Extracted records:
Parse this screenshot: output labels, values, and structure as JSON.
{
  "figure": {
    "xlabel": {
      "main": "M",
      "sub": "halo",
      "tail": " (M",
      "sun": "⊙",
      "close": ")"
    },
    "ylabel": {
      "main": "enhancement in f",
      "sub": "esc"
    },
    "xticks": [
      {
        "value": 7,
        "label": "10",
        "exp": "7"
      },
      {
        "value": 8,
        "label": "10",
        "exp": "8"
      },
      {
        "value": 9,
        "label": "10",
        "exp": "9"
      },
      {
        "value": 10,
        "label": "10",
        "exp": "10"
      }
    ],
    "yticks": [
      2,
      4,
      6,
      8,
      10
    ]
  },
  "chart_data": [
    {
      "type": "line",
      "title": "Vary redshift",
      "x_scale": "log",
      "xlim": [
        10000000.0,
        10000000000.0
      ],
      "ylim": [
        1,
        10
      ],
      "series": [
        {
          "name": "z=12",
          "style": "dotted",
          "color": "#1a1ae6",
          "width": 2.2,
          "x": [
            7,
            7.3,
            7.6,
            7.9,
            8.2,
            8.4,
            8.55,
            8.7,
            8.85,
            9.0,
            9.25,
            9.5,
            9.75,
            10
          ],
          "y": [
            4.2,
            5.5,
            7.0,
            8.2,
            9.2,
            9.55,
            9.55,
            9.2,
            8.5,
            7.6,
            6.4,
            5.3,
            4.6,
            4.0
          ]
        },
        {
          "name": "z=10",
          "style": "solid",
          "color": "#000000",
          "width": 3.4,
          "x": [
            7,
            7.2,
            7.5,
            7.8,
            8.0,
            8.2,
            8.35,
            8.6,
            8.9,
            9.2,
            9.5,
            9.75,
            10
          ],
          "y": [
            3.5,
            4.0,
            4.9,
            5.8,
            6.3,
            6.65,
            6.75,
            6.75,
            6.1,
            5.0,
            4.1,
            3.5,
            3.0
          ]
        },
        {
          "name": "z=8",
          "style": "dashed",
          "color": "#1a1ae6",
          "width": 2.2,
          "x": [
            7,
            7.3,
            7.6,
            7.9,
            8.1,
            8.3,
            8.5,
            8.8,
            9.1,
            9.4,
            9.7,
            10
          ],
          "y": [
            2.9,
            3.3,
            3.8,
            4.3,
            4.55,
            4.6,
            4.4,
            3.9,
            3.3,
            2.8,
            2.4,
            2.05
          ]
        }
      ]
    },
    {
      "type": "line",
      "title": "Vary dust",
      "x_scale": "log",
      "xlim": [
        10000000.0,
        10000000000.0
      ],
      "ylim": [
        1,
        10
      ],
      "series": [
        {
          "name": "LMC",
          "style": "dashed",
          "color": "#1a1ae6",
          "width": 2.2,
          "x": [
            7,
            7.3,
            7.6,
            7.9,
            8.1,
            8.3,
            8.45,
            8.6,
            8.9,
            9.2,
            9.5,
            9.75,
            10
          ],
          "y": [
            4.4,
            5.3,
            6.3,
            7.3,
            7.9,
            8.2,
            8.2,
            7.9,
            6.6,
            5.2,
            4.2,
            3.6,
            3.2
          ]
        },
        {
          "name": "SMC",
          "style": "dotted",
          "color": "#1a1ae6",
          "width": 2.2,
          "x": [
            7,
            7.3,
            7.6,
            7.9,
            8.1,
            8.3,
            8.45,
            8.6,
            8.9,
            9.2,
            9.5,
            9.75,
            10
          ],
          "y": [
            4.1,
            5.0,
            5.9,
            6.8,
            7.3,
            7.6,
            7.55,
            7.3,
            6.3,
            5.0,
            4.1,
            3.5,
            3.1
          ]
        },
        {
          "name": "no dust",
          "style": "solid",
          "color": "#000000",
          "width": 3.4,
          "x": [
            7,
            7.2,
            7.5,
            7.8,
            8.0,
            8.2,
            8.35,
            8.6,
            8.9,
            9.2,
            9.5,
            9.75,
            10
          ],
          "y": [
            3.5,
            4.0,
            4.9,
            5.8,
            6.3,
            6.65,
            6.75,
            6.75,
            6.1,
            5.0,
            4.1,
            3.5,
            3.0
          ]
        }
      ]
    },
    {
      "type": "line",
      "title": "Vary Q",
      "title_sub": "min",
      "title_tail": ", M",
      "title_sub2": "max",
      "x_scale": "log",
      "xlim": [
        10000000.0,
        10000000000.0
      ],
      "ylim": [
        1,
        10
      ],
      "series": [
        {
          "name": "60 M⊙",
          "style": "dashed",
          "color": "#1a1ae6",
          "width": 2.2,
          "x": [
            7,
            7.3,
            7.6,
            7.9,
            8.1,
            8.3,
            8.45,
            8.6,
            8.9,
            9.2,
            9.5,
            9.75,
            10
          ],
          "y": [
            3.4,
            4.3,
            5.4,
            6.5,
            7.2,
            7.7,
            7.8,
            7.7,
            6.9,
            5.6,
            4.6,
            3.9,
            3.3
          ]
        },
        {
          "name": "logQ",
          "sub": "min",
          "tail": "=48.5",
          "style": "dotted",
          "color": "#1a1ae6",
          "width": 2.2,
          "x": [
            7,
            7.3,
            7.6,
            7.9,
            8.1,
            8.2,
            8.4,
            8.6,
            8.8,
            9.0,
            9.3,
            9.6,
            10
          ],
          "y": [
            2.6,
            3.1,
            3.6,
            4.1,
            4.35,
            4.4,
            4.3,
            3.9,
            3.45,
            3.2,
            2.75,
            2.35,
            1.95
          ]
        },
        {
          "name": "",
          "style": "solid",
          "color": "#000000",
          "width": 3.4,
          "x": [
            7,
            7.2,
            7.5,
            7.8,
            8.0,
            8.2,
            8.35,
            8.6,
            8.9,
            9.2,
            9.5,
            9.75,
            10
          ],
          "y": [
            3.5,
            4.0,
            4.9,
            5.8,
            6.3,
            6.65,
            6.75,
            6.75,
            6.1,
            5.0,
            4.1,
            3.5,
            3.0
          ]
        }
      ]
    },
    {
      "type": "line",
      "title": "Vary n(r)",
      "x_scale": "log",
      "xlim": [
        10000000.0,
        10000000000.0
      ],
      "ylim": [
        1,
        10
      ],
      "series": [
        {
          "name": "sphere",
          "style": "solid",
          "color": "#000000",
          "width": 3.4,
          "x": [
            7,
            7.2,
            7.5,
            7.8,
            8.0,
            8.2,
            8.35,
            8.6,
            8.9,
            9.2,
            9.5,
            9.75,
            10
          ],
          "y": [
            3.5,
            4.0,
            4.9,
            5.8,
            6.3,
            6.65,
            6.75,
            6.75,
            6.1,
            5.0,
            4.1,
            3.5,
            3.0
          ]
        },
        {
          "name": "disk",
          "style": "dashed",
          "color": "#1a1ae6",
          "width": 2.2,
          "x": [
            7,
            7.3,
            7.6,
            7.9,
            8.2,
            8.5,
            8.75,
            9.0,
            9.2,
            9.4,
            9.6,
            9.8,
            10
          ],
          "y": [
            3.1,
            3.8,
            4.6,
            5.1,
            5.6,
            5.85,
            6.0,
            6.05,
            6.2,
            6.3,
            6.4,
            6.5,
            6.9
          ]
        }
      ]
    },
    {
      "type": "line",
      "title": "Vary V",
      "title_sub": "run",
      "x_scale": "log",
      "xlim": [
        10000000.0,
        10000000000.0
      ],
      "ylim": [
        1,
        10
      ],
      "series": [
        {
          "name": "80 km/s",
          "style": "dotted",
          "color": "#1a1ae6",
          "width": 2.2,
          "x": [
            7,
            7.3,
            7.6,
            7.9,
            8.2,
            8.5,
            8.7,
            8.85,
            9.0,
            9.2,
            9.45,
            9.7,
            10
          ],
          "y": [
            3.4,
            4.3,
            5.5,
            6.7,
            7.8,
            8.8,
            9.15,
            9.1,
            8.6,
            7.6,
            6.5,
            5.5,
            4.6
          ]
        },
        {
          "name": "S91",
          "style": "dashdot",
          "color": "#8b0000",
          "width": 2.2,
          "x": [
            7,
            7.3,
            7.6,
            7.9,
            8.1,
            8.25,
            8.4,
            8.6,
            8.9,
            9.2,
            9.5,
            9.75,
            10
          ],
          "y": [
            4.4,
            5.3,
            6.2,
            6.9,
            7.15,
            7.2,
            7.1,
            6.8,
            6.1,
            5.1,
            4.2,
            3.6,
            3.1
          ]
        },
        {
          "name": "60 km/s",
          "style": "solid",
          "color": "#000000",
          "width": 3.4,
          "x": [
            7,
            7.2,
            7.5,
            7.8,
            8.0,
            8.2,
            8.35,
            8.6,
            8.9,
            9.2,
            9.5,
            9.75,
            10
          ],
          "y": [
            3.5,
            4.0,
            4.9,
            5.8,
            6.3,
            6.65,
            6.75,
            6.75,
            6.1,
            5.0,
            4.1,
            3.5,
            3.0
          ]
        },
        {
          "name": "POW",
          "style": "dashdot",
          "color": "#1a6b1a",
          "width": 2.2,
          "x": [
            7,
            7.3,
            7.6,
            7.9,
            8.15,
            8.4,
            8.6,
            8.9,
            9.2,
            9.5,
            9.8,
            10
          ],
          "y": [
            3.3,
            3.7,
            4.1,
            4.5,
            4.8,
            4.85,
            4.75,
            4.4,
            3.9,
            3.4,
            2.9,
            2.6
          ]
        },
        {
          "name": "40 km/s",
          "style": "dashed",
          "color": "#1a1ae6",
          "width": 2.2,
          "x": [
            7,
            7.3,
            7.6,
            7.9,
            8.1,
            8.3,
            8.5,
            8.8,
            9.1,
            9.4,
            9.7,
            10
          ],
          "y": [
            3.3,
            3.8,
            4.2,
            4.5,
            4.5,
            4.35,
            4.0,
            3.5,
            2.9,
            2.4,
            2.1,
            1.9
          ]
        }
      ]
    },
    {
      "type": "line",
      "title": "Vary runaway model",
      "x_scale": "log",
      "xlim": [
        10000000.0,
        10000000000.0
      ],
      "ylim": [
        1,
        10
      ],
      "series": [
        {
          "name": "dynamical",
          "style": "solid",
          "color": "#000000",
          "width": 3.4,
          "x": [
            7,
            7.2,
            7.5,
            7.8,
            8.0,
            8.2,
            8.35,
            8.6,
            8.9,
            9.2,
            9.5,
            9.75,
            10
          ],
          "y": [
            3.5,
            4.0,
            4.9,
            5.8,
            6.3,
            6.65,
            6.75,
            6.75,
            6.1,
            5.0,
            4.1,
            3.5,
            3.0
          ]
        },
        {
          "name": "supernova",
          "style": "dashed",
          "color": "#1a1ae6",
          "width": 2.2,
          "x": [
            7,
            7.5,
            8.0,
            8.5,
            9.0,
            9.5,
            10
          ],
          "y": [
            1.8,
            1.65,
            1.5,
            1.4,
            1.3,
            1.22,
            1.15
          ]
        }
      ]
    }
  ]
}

Objective -
The lines to collect are those holding the string "Vary"; copy them all.

Full answer -
      "title": "Vary redshift",
      "title": "Vary dust",
      "title": "Vary Q",
      "title": "Vary n(r)",
      "title": "Vary V",
      "title": "Vary runaway model",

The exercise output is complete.